## Problem details
Below is a listing; write it out exactly and drop any images from it.

* Start Stored records *

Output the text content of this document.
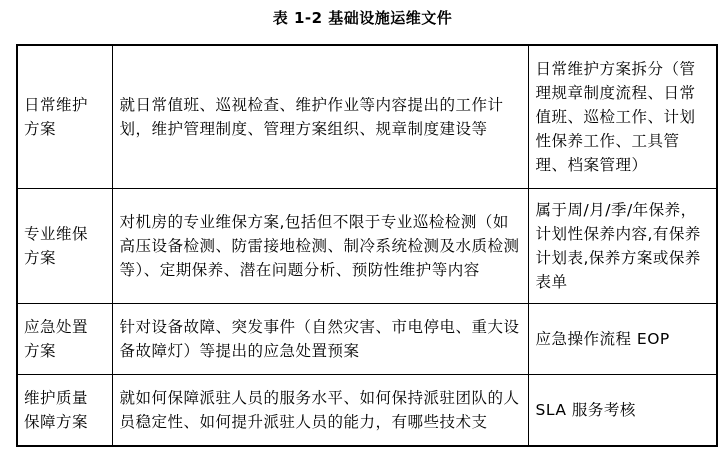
表 1-2 基础设施运维文件
日常维护方案	就日常值班、巡视检查、维护作业等内容提出的工作计划，维护管理制度、管理方案组织、规章制度建设等	日常维护方案拆分（管理规章制度流程、日常值班、巡检工作、计划性保养工作、工具管理、档案管理）
专业维保方案	对机房的专业维保方案,包括但不限于专业巡检检测（如高压设备检测、防雷接地检测、制冷系统检测及水质检测等）、定期保养、潜在问题分析、预防性维护等内容	属于周/月/季/年保养，计划性保养内容,有保养计划表,保养方案或保养表单
应急处置方案	针对设备故障、突发事件（自然灾害、市电停电、重大设备故障灯）等提出的应急处置预案	应急操作流程 EOP
维护质量保障方案	就如何保障派驻人员的服务水平、如何保持派驻团队的人员稳定性、如何提升派驻人员的能力，有哪些技术支	SLA 服务考核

* End Stored records *

## Correct response
Output the text content of this document.
表 1-2 基础设施运维文件
日常维护方案	就日常值班、巡视检查、维护作业等内容提出的工作计划，维护管理制度、管理方案组织、规章制度建设等	日常维护方案拆分（管理规章制度流程、日常值班、巡检工作、计划性保养工作、工具管理、档案管理）
专业维保方案	对机房的专业维保方案,包括但不限于专业巡检检测（如高压设备检测、防雷接地检测、制冷系统检测及水质检测等）、定期保养、潜在问题分析、预防性维护等内容	属于周/月/季/年保养，计划性保养内容,有保养计划表,保养方案或保养表单
应急处置方案	针对设备故障、突发事件（自然灾害、市电停电、重大设备故障灯）等提出的应急处置预案	应急操作流程 EOP
维护质量保障方案	就如何保障派驻人员的服务水平、如何保持派驻团队的人员稳定性、如何提升派驻人员的能力，有哪些技术支	SLA 服务考核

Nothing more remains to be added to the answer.